TASK GOAL:
Will you transcribe the entries that follow, exactly and in full?

━━ GIVEN ENTRIES ━━

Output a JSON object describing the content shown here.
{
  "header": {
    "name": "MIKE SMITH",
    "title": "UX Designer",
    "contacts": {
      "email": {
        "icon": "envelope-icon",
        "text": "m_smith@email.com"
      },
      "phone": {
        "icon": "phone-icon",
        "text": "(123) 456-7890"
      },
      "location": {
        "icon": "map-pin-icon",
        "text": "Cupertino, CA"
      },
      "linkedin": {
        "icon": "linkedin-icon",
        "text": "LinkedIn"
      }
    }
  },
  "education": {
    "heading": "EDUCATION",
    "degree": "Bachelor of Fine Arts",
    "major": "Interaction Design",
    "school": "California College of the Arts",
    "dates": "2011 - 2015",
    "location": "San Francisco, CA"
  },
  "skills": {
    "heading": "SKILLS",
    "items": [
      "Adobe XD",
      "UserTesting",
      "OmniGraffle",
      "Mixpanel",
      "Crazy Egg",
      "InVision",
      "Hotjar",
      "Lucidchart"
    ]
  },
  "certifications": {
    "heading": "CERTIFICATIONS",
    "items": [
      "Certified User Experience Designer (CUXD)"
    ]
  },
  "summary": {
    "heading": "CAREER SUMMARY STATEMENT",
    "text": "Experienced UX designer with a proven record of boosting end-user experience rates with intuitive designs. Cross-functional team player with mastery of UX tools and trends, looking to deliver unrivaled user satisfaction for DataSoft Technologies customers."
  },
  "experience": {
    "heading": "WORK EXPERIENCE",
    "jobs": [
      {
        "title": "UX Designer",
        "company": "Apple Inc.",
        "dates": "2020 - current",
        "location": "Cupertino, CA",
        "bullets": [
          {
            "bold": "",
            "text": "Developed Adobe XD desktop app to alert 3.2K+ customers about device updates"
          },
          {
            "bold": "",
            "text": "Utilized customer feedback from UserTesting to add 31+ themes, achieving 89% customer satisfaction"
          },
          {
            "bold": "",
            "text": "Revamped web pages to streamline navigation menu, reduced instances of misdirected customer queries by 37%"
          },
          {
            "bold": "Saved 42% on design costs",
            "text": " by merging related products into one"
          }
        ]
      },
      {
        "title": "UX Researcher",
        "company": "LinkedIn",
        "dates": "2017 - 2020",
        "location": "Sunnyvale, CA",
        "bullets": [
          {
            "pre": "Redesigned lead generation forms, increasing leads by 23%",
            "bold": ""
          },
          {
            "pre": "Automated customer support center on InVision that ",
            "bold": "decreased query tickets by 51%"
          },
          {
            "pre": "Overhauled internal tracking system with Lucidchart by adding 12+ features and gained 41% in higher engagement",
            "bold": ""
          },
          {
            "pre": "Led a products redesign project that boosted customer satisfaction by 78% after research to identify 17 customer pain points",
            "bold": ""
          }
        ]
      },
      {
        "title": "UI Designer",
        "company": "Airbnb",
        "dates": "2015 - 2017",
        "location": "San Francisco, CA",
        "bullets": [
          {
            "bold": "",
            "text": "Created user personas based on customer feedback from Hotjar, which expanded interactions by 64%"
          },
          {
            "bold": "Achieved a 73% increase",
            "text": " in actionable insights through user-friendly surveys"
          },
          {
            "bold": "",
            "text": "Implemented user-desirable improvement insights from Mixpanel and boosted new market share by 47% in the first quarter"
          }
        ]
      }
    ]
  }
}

━━━

TASK RESULT:
Output a JSON object describing the content shown here.
{
  "header": {
    "name": "MIKE SMITH",
    "title": "UX Designer",
    "contacts": {
      "email": {
        "icon": "envelope-icon",
        "text": "m_smith@email.com"
      },
      "phone": {
        "icon": "phone-icon",
        "text": "(123) 456-7890"
      },
      "location": {
        "icon": "map-pin-icon",
        "text": "Cupertino, CA"
      },
      "linkedin": {
        "icon": "linkedin-icon",
        "text": "LinkedIn"
      }
    }
  },
  "education": {
    "heading": "EDUCATION",
    "degree": "Bachelor of Fine Arts",
    "major": "Interaction Design",
    "school": "California College of the Arts",
    "dates": "2011 - 2015",
    "location": "San Francisco, CA"
  },
  "skills": {
    "heading": "SKILLS",
    "items": [
      "Adobe XD",
      "UserTesting",
      "OmniGraffle",
      "Mixpanel",
      "Crazy Egg",
      "InVision",
      "Hotjar",
      "Lucidchart"
    ]
  },
  "certifications": {
    "heading": "CERTIFICATIONS",
    "items": [
      "Certified User Experience Designer (CUXD)"
    ]
  },
  "summary": {
    "heading": "CAREER SUMMARY STATEMENT",
    "text": "Experienced UX designer with a proven record of boosting end-user experience rates with intuitive designs. Cross-functional team player with mastery of UX tools and trends, looking to deliver unrivaled user satisfaction for DataSoft Technologies customers."
  },
  "experience": {
    "heading": "WORK EXPERIENCE",
    "jobs": [
      {
        "title": "UX Designer",
        "company": "Apple Inc.",
        "dates": "2020 - current",
        "location": "Cupertino, CA",
        "bullets": [
          {
            "bold": "",
            "text": "Developed Adobe XD desktop app to alert 3.2K+ customers about device updates"
          },
          {
            "bold": "",
            "text": "Utilized customer feedback from UserTesting to add 31+ themes, achieving 89% customer satisfaction"
          },
          {
            "bold": "",
            "text": "Revamped web pages to streamline navigation menu, reduced instances of misdirected customer queries by 37%"
          },
          {
            "bold": "Saved 42% on design costs",
            "text": " by merging related products into one"
          }
        ]
      },
      {
        "title": "UX Researcher",
        "company": "LinkedIn",
        "dates": "2017 - 2020",
        "location": "Sunnyvale, CA",
        "bullets": [
          {
            "pre": "Redesigned lead generation forms, increasing leads by 23%",
            "bold": ""
          },
          {
            "pre": "Automated customer support center on InVision that ",
            "bold": "decreased query tickets by 51%"
          },
          {
            "pre": "Overhauled internal tracking system with Lucidchart by adding 12+ features and gained 41% in higher engagement",
            "bold": ""
          },
          {
            "pre": "Led a products redesign project that boosted customer satisfaction by 78% after research to identify 17 customer pain points",
            "bold": ""
          }
        ]
      },
      {
        "title": "UI Designer",
        "company": "Airbnb",
        "dates": "2015 - 2017",
        "location": "San Francisco, CA",
        "bullets": [
          {
            "bold": "",
            "text": "Created user personas based on customer feedback from Hotjar, which expanded interactions by 64%"
          },
          {
            "bold": "Achieved a 73% increase",
            "text": " in actionable insights through user-friendly surveys"
          },
          {
            "bold": "",
            "text": "Implemented user-desirable improvement insights from Mixpanel and boosted new market share by 47% in the first quarter"
          }
        ]
      }
    ]
  }
}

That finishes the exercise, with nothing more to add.